__What to do__. Without the pictures, set down the records below word for word.
┌──
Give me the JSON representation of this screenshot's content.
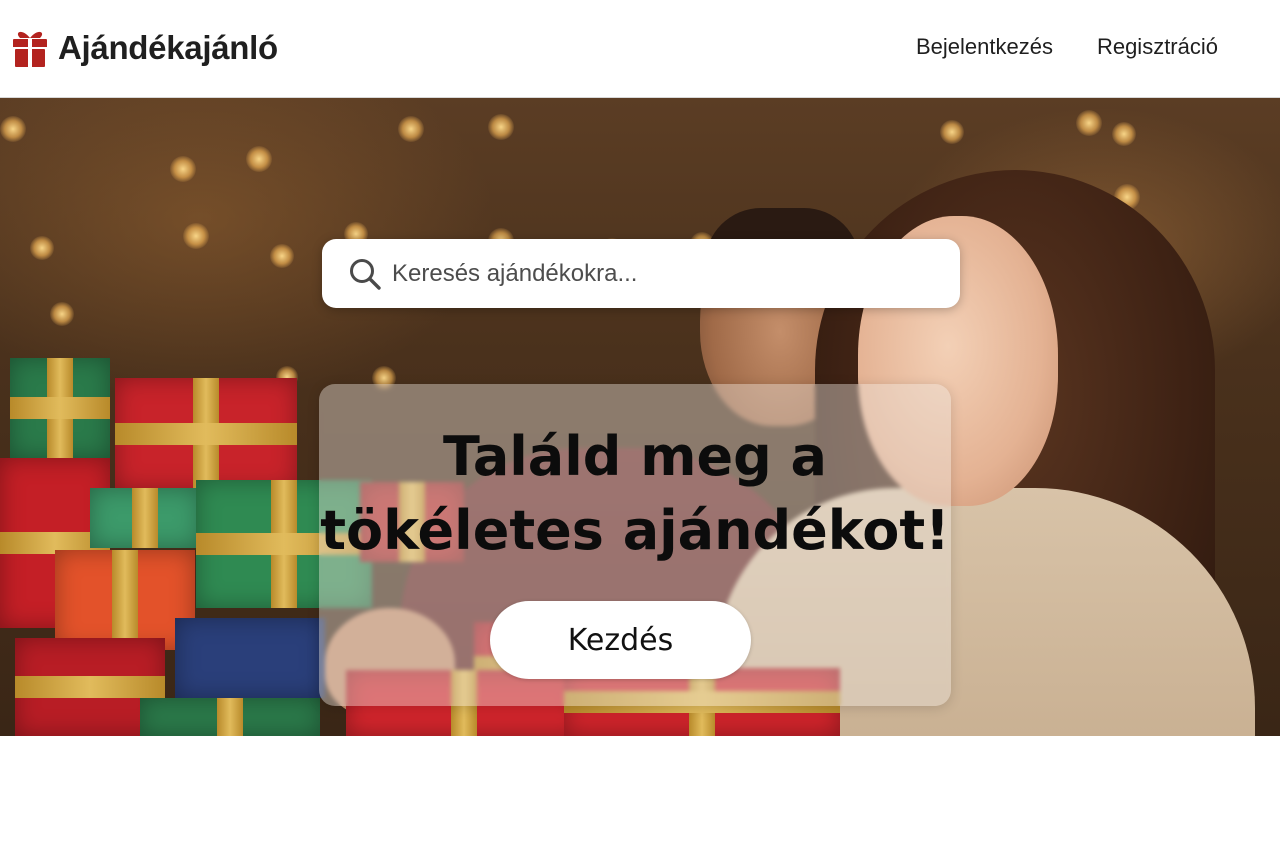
{
  "header": {
    "brand_name": "Ajándékajánló",
    "brand_icon": "gift-icon",
    "brand_color": "#b3231f",
    "nav": {
      "login_label": "Bejelentkezés",
      "register_label": "Regisztráció"
    }
  },
  "hero": {
    "search": {
      "placeholder": "Keresés ajándékokra...",
      "icon": "search-icon"
    },
    "headline_line1": "Találd meg a",
    "headline_line2": "tökéletes ajándékot!",
    "cta_label": "Kezdés",
    "image_description_icon": "hero-photo"
  }
}
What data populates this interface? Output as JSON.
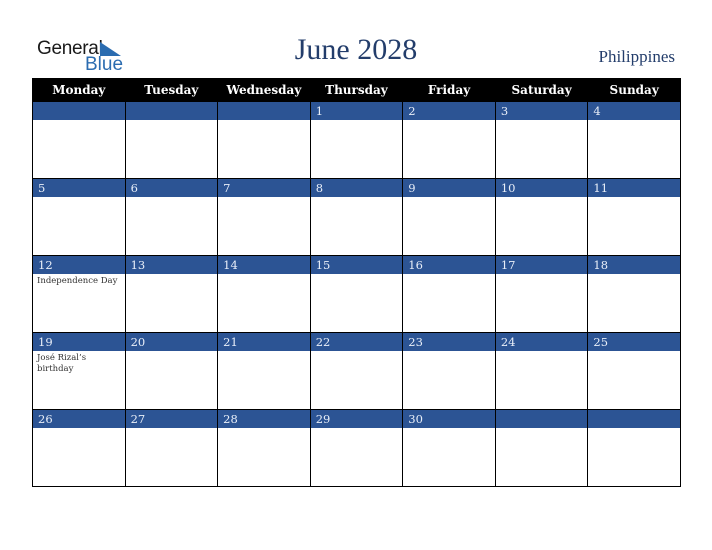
{
  "logo": {
    "general": "General",
    "blue": "Blue"
  },
  "header": {
    "title": "June 2028",
    "country": "Philippines"
  },
  "colors": {
    "band": "#2c5494",
    "header_bg": "#000000",
    "title": "#233d6b"
  },
  "weekdays": [
    "Monday",
    "Tuesday",
    "Wednesday",
    "Thursday",
    "Friday",
    "Saturday",
    "Sunday"
  ],
  "weeks": [
    [
      {
        "day": "",
        "event": ""
      },
      {
        "day": "",
        "event": ""
      },
      {
        "day": "",
        "event": ""
      },
      {
        "day": "1",
        "event": ""
      },
      {
        "day": "2",
        "event": ""
      },
      {
        "day": "3",
        "event": ""
      },
      {
        "day": "4",
        "event": ""
      }
    ],
    [
      {
        "day": "5",
        "event": ""
      },
      {
        "day": "6",
        "event": ""
      },
      {
        "day": "7",
        "event": ""
      },
      {
        "day": "8",
        "event": ""
      },
      {
        "day": "9",
        "event": ""
      },
      {
        "day": "10",
        "event": ""
      },
      {
        "day": "11",
        "event": ""
      }
    ],
    [
      {
        "day": "12",
        "event": "Independence Day"
      },
      {
        "day": "13",
        "event": ""
      },
      {
        "day": "14",
        "event": ""
      },
      {
        "day": "15",
        "event": ""
      },
      {
        "day": "16",
        "event": ""
      },
      {
        "day": "17",
        "event": ""
      },
      {
        "day": "18",
        "event": ""
      }
    ],
    [
      {
        "day": "19",
        "event": "José Rizal’s birthday"
      },
      {
        "day": "20",
        "event": ""
      },
      {
        "day": "21",
        "event": ""
      },
      {
        "day": "22",
        "event": ""
      },
      {
        "day": "23",
        "event": ""
      },
      {
        "day": "24",
        "event": ""
      },
      {
        "day": "25",
        "event": ""
      }
    ],
    [
      {
        "day": "26",
        "event": ""
      },
      {
        "day": "27",
        "event": ""
      },
      {
        "day": "28",
        "event": ""
      },
      {
        "day": "29",
        "event": ""
      },
      {
        "day": "30",
        "event": ""
      },
      {
        "day": "",
        "event": ""
      },
      {
        "day": "",
        "event": ""
      }
    ]
  ]
}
└──
__Response to this exercise__.
Give me the JSON representation of this screenshot's content.
{
  "header": {
    "brand_name": "Ajándékajánló",
    "brand_icon": "gift-icon",
    "brand_color": "#b3231f",
    "nav": {
      "login_label": "Bejelentkezés",
      "register_label": "Regisztráció"
    }
  },
  "hero": {
    "search": {
      "placeholder": "Keresés ajándékokra...",
      "icon": "search-icon"
    },
    "headline_line1": "Találd meg a",
    "headline_line2": "tökéletes ajándékot!",
    "cta_label": "Kezdés",
    "image_description_icon": "hero-photo"
  }
}
What data populates this interface? Output as JSON.
{
  "logo": {
    "general": "General",
    "blue": "Blue"
  },
  "header": {
    "title": "June 2028",
    "country": "Philippines"
  },
  "colors": {
    "band": "#2c5494",
    "header_bg": "#000000",
    "title": "#233d6b"
  },
  "weekdays": [
    "Monday",
    "Tuesday",
    "Wednesday",
    "Thursday",
    "Friday",
    "Saturday",
    "Sunday"
  ],
  "weeks": [
    [
      {
        "day": "",
        "event": ""
      },
      {
        "day": "",
        "event": ""
      },
      {
        "day": "",
        "event": ""
      },
      {
        "day": "1",
        "event": ""
      },
      {
        "day": "2",
        "event": ""
      },
      {
        "day": "3",
        "event": ""
      },
      {
        "day": "4",
        "event": ""
      }
    ],
    [
      {
        "day": "5",
        "event": ""
      },
      {
        "day": "6",
        "event": ""
      },
      {
        "day": "7",
        "event": ""
      },
      {
        "day": "8",
        "event": ""
      },
      {
        "day": "9",
        "event": ""
      },
      {
        "day": "10",
        "event": ""
      },
      {
        "day": "11",
        "event": ""
      }
    ],
    [
      {
        "day": "12",
        "event": "Independence Day"
      },
      {
        "day": "13",
        "event": ""
      },
      {
        "day": "14",
        "event": ""
      },
      {
        "day": "15",
        "event": ""
      },
      {
        "day": "16",
        "event": ""
      },
      {
        "day": "17",
        "event": ""
      },
      {
        "day": "18",
        "event": ""
      }
    ],
    [
      {
        "day": "19",
        "event": "José Rizal’s birthday"
      },
      {
        "day": "20",
        "event": ""
      },
      {
        "day": "21",
        "event": ""
      },
      {
        "day": "22",
        "event": ""
      },
      {
        "day": "23",
        "event": ""
      },
      {
        "day": "24",
        "event": ""
      },
      {
        "day": "25",
        "event": ""
      }
    ],
    [
      {
        "day": "26",
        "event": ""
      },
      {
        "day": "27",
        "event": ""
      },
      {
        "day": "28",
        "event": ""
      },
      {
        "day": "29",
        "event": ""
      },
      {
        "day": "30",
        "event": ""
      },
      {
        "day": "",
        "event": ""
      },
      {
        "day": "",
        "event": ""
      }
    ]
  ]
}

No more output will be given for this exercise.